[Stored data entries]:
★ ★ ★

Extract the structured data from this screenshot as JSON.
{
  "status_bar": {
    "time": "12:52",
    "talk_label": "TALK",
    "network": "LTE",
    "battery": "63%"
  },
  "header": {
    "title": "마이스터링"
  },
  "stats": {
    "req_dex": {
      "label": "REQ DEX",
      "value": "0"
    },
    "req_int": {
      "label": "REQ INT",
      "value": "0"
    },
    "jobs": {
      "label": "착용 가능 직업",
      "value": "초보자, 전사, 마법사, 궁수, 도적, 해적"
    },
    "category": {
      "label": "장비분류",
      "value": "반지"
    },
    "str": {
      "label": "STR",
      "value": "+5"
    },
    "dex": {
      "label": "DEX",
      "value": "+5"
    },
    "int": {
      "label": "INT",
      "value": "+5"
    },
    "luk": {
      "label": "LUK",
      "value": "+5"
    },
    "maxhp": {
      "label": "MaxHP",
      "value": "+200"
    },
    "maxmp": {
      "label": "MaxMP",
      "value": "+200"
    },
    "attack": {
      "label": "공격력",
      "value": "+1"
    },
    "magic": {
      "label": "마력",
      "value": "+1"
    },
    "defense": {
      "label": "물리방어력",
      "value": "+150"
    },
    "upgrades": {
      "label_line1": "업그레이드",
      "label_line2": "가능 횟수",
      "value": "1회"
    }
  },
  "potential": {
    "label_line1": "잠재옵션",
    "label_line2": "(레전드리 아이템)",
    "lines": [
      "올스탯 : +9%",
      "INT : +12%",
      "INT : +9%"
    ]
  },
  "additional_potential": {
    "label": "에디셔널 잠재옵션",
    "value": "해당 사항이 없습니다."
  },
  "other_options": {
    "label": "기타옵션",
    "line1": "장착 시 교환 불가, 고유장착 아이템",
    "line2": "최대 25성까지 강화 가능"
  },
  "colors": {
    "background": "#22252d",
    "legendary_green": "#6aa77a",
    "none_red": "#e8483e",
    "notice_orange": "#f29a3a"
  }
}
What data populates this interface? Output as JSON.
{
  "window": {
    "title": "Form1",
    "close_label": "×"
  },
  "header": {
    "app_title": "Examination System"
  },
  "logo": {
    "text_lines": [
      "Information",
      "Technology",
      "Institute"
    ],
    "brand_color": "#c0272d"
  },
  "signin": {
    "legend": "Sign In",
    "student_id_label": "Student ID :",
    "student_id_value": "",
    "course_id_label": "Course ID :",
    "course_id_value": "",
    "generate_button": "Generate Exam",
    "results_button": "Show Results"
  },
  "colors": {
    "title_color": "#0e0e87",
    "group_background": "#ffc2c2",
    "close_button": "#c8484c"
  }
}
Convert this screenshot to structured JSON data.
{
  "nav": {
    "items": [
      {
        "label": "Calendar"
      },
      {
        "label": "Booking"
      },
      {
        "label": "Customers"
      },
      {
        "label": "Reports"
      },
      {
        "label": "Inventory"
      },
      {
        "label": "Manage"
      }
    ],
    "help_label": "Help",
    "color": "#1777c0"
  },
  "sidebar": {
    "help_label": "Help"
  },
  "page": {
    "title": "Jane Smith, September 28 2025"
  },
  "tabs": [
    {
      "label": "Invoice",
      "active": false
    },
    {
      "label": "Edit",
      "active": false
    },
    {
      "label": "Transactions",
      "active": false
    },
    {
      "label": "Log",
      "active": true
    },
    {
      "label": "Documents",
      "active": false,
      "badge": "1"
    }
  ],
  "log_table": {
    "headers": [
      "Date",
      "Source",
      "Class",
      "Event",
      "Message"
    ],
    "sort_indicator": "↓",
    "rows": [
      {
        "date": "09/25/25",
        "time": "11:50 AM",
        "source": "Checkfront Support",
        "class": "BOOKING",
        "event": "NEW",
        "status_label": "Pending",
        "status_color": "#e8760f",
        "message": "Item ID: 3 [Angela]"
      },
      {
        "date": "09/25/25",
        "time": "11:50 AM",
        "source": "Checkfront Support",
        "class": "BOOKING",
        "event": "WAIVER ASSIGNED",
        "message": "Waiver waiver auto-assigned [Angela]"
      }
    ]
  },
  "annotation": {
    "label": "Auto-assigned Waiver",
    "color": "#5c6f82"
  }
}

★ ★ ★

[What is needed]: Copy out all of the records above with nothing altered.

[Expected answer]:
Extract the structured data from this screenshot as JSON.
{
  "status_bar": {
    "time": "12:52",
    "talk_label": "TALK",
    "network": "LTE",
    "battery": "63%"
  },
  "header": {
    "title": "마이스터링"
  },
  "stats": {
    "req_dex": {
      "label": "REQ DEX",
      "value": "0"
    },
    "req_int": {
      "label": "REQ INT",
      "value": "0"
    },
    "jobs": {
      "label": "착용 가능 직업",
      "value": "초보자, 전사, 마법사, 궁수, 도적, 해적"
    },
    "category": {
      "label": "장비분류",
      "value": "반지"
    },
    "str": {
      "label": "STR",
      "value": "+5"
    },
    "dex": {
      "label": "DEX",
      "value": "+5"
    },
    "int": {
      "label": "INT",
      "value": "+5"
    },
    "luk": {
      "label": "LUK",
      "value": "+5"
    },
    "maxhp": {
      "label": "MaxHP",
      "value": "+200"
    },
    "maxmp": {
      "label": "MaxMP",
      "value": "+200"
    },
    "attack": {
      "label": "공격력",
      "value": "+1"
    },
    "magic": {
      "label": "마력",
      "value": "+1"
    },
    "defense": {
      "label": "물리방어력",
      "value": "+150"
    },
    "upgrades": {
      "label_line1": "업그레이드",
      "label_line2": "가능 횟수",
      "value": "1회"
    }
  },
  "potential": {
    "label_line1": "잠재옵션",
    "label_line2": "(레전드리 아이템)",
    "lines": [
      "올스탯 : +9%",
      "INT : +12%",
      "INT : +9%"
    ]
  },
  "additional_potential": {
    "label": "에디셔널 잠재옵션",
    "value": "해당 사항이 없습니다."
  },
  "other_options": {
    "label": "기타옵션",
    "line1": "장착 시 교환 불가, 고유장착 아이템",
    "line2": "최대 25성까지 강화 가능"
  },
  "colors": {
    "background": "#22252d",
    "legendary_green": "#6aa77a",
    "none_red": "#e8483e",
    "notice_orange": "#f29a3a"
  }
}
What data populates this interface? Output as JSON.
{
  "window": {
    "title": "Form1",
    "close_label": "×"
  },
  "header": {
    "app_title": "Examination System"
  },
  "logo": {
    "text_lines": [
      "Information",
      "Technology",
      "Institute"
    ],
    "brand_color": "#c0272d"
  },
  "signin": {
    "legend": "Sign In",
    "student_id_label": "Student ID :",
    "student_id_value": "",
    "course_id_label": "Course ID :",
    "course_id_value": "",
    "generate_button": "Generate Exam",
    "results_button": "Show Results"
  },
  "colors": {
    "title_color": "#0e0e87",
    "group_background": "#ffc2c2",
    "close_button": "#c8484c"
  }
}
Convert this screenshot to structured JSON data.
{
  "nav": {
    "items": [
      {
        "label": "Calendar"
      },
      {
        "label": "Booking"
      },
      {
        "label": "Customers"
      },
      {
        "label": "Reports"
      },
      {
        "label": "Inventory"
      },
      {
        "label": "Manage"
      }
    ],
    "help_label": "Help",
    "color": "#1777c0"
  },
  "sidebar": {
    "help_label": "Help"
  },
  "page": {
    "title": "Jane Smith, September 28 2025"
  },
  "tabs": [
    {
      "label": "Invoice",
      "active": false
    },
    {
      "label": "Edit",
      "active": false
    },
    {
      "label": "Transactions",
      "active": false
    },
    {
      "label": "Log",
      "active": true
    },
    {
      "label": "Documents",
      "active": false,
      "badge": "1"
    }
  ],
  "log_table": {
    "headers": [
      "Date",
      "Source",
      "Class",
      "Event",
      "Message"
    ],
    "sort_indicator": "↓",
    "rows": [
      {
        "date": "09/25/25",
        "time": "11:50 AM",
        "source": "Checkfront Support",
        "class": "BOOKING",
        "event": "NEW",
        "status_label": "Pending",
        "status_color": "#e8760f",
        "message": "Item ID: 3 [Angela]"
      },
      {
        "date": "09/25/25",
        "time": "11:50 AM",
        "source": "Checkfront Support",
        "class": "BOOKING",
        "event": "WAIVER ASSIGNED",
        "message": "Waiver waiver auto-assigned [Angela]"
      }
    ]
  },
  "annotation": {
    "label": "Auto-assigned Waiver",
    "color": "#5c6f82"
  }
}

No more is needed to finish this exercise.